[[ Text section, beginning ]]

Altogether our data indicate that metabolic parameters contribute to predicting the degree of immune reconstitution achieved upon viral suppression. While our study does not address the pathophysiologic mechanisms underlying this relationship, prior reports indicate that fat accumulation promotes low-level inflammation, which, in turn, has been shown to be associated with lack of immunologic reconstitution [
38], suggesting a possible biological pathway.
By including pre-ART metabolic parameters in conjunction with baseline CD4, viral load and immune activation, our final model accounts for 44% of the variability in CD4+ T cell gain in response to viral suppression, representing, to our knowledge, the best predictive model on immune reconstitution to date, and represents a marked improvement over more conventional assessments (e.g., baseline CD4+ T cell counts alone or with viral load).
While not designed to support clinical interventions, our results, if supported by validation in a larger cohort, suggest the testable hypothesis that clinical and behavioural interventions aimed at reducing weight in subjects with central adiposity, as well as pharmacological intervention aimed at improving LDL/HDL ratios (e.g., statins), might improve the immunological outcomes or ART, at least in the short term.
As with all modeling techniques, there are limitations to our findings. In the first place, we modeled the effect of the assessed variables on the change in CD4 between baseline and six months on ART: it remains to be determined if incorporating multiple early CD4 measurements would improve the predictivity of the model. Moreover, the predictive value of the model will have to be validated in a larger independent cohort.
In addition, due to the relatively small size of the study, we did not assess the effect of clinical conditions that could affect some of the parameters studies here (e.g., hypertension, diabetes).
As we gain a more accurate estimate of response to ART, it remains to be determined, through further studies, how each variable impacts CD4 recovery mechanistically and whether additional predictors may improve the reliability of the prediction.
Competing interests
The authors declare that they have no competing interests.

[[ Text section, end ]]
[[ Information, beginning ]]

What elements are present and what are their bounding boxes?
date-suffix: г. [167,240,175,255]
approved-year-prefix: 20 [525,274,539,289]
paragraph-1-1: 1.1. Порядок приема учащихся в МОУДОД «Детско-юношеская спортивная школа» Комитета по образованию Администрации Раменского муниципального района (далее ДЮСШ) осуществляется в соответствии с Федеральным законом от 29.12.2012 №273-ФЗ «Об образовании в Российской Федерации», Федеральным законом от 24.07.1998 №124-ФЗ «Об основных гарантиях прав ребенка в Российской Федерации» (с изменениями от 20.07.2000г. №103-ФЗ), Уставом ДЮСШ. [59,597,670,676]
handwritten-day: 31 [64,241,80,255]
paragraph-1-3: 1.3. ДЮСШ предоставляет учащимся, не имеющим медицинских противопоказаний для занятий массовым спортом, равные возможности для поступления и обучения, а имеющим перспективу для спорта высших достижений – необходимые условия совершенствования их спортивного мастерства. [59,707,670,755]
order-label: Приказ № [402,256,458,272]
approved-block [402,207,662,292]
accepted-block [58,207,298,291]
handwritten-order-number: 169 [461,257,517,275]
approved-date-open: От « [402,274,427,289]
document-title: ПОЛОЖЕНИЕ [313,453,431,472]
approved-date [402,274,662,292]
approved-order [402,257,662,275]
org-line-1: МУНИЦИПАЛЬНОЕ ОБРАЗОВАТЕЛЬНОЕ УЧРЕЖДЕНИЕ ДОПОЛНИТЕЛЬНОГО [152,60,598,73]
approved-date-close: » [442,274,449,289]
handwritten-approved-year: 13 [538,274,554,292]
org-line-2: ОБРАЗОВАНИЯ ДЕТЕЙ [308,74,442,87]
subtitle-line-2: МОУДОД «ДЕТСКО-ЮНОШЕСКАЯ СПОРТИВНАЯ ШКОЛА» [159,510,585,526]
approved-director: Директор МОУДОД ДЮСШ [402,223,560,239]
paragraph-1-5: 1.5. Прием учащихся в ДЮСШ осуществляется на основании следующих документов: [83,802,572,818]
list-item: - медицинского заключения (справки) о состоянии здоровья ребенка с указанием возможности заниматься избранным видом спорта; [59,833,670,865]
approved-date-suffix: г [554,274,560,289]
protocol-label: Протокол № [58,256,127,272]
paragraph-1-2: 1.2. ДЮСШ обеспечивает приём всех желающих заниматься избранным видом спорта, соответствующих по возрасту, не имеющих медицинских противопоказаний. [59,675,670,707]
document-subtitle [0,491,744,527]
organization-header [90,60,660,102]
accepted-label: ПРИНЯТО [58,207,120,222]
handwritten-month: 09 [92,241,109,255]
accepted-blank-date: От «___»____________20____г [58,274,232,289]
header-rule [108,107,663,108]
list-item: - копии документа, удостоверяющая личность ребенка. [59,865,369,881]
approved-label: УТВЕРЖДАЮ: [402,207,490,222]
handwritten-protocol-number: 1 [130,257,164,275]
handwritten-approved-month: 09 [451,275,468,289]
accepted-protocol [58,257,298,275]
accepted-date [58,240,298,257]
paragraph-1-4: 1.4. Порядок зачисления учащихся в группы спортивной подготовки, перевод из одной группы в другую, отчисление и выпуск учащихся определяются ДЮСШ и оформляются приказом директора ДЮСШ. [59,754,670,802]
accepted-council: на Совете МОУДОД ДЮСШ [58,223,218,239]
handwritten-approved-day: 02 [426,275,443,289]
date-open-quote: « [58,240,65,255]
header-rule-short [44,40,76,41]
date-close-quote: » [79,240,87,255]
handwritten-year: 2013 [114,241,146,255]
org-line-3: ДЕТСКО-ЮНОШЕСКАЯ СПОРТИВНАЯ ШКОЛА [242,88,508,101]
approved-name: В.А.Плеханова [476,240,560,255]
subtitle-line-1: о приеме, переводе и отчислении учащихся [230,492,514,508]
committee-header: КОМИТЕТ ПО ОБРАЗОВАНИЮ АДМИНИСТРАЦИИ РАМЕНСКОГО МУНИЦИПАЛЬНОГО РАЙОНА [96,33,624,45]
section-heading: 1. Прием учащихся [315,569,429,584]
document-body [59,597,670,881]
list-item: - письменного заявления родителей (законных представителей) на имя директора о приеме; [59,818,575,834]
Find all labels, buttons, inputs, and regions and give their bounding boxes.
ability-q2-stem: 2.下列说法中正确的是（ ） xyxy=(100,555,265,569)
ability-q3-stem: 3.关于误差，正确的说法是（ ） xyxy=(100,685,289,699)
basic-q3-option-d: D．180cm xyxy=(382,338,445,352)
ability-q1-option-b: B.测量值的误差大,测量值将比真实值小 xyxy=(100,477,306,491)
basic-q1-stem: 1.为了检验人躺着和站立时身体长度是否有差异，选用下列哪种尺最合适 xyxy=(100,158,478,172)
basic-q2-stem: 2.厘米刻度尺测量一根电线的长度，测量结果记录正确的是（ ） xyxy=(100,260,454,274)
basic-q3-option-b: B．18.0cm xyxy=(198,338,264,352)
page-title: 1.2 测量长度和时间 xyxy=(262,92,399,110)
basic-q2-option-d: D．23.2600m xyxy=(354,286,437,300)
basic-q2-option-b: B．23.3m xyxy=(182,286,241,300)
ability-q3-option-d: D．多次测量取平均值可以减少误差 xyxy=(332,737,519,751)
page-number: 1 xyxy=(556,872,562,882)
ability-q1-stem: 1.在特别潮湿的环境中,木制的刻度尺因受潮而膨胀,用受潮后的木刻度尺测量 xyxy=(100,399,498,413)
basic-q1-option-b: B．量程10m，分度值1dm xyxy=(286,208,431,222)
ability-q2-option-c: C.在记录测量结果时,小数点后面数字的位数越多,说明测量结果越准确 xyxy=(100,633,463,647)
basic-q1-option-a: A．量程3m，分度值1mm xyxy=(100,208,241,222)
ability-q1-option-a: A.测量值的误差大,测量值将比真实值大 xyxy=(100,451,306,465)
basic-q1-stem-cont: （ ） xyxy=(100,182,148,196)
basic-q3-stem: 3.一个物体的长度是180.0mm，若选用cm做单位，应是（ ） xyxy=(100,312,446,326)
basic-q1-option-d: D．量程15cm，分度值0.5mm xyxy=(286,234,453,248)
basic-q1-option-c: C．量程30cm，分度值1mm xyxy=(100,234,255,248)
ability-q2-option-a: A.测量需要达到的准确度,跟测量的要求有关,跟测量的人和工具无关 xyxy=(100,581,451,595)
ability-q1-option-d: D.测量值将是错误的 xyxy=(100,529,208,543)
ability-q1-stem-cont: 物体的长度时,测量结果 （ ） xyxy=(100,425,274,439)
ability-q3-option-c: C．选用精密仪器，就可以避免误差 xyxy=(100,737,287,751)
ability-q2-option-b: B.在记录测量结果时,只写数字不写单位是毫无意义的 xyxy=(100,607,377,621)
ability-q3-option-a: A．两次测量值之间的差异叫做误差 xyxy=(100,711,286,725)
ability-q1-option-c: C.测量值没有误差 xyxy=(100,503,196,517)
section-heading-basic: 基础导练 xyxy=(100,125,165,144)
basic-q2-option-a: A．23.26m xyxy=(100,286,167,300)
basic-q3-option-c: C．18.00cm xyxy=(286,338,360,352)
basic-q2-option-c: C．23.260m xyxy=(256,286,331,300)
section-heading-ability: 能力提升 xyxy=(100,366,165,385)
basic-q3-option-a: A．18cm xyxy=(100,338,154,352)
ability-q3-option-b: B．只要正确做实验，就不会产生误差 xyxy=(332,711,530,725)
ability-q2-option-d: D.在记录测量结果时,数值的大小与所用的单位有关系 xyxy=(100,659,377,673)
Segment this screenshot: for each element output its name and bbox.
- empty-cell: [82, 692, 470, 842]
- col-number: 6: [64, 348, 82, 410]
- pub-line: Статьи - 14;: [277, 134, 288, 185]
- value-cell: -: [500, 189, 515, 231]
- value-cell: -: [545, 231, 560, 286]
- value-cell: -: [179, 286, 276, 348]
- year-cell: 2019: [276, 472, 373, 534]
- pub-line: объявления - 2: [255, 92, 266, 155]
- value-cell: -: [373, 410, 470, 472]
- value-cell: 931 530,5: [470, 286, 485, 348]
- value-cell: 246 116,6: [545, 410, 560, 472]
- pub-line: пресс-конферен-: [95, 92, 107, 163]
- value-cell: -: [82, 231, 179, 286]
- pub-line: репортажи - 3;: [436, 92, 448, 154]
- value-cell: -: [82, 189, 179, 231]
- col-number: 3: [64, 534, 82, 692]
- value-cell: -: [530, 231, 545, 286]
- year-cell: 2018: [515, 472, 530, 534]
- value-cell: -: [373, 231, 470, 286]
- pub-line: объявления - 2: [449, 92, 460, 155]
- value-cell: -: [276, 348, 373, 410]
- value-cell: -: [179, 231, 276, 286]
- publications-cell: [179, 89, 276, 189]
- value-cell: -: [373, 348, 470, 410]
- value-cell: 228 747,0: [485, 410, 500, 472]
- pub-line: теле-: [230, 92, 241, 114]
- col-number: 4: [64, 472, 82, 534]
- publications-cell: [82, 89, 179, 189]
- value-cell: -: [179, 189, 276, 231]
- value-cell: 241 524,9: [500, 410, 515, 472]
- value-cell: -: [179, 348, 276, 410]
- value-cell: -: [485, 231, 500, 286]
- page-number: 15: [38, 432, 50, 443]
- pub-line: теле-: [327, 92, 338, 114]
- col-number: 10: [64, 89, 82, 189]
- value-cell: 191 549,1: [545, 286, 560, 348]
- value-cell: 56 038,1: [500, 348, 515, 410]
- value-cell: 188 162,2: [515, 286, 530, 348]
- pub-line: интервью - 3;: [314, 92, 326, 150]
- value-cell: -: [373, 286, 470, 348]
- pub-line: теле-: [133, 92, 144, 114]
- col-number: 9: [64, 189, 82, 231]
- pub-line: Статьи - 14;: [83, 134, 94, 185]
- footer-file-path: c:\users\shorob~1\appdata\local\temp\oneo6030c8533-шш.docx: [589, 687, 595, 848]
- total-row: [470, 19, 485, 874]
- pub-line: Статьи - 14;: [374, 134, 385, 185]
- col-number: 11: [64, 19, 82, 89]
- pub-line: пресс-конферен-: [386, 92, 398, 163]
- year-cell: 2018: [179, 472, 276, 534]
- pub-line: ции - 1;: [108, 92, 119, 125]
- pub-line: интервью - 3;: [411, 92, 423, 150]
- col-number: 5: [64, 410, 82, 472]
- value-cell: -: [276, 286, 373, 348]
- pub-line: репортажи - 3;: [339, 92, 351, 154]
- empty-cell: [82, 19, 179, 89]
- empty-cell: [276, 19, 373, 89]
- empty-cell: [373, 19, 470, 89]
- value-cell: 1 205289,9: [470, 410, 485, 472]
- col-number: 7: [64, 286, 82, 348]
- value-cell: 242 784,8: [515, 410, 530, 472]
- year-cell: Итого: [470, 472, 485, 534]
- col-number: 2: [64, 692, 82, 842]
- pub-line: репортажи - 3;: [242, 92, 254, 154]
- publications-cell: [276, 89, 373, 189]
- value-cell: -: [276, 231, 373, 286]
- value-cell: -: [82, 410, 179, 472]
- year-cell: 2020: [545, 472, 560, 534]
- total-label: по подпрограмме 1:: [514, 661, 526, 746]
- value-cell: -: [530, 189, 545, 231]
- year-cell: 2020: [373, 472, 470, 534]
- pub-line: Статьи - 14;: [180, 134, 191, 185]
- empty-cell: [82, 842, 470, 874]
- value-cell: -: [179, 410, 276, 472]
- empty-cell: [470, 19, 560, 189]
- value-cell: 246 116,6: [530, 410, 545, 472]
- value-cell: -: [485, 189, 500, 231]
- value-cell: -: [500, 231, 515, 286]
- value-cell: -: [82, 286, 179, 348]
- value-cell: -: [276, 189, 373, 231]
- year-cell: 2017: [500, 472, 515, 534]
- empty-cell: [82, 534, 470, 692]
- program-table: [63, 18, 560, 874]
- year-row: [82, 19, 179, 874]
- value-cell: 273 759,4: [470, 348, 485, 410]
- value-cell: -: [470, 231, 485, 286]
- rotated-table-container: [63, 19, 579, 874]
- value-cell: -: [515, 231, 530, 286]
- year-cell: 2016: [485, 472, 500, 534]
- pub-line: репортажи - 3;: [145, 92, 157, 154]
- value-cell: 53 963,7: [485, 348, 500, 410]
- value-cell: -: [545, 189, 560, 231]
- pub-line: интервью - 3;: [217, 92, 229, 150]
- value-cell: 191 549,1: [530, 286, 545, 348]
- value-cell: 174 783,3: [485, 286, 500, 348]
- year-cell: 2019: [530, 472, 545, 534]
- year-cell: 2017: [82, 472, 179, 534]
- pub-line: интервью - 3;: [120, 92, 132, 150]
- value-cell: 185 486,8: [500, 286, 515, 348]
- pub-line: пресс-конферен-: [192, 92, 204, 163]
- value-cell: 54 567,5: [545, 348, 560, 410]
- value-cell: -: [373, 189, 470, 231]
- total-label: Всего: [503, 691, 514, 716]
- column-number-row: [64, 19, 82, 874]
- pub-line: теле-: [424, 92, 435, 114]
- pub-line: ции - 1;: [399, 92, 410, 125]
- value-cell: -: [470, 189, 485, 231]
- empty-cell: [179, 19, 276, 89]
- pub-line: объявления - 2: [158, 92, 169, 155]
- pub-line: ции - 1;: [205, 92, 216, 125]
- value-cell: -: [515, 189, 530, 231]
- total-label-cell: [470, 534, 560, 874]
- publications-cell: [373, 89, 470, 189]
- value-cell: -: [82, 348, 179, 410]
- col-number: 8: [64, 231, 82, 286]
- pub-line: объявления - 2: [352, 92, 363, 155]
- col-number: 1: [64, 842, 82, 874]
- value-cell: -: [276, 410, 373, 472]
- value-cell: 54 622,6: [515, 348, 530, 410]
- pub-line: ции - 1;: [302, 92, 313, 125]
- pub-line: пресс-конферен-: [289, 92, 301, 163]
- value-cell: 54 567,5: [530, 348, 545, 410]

[[ Information, end ]]

● **How to complete this task**
Repeat, word for word, the part of the text on metabolic factors and CD4 recovery between "As we gain a" and "of the prediction.", inclusive.

● **Answer space**
As we gain a more accurate estimate of response to ART, it remains to be determined, through further studies, how each variable impacts CD4 recovery mechanistically and whether additional predictors may improve the reliability of the prediction.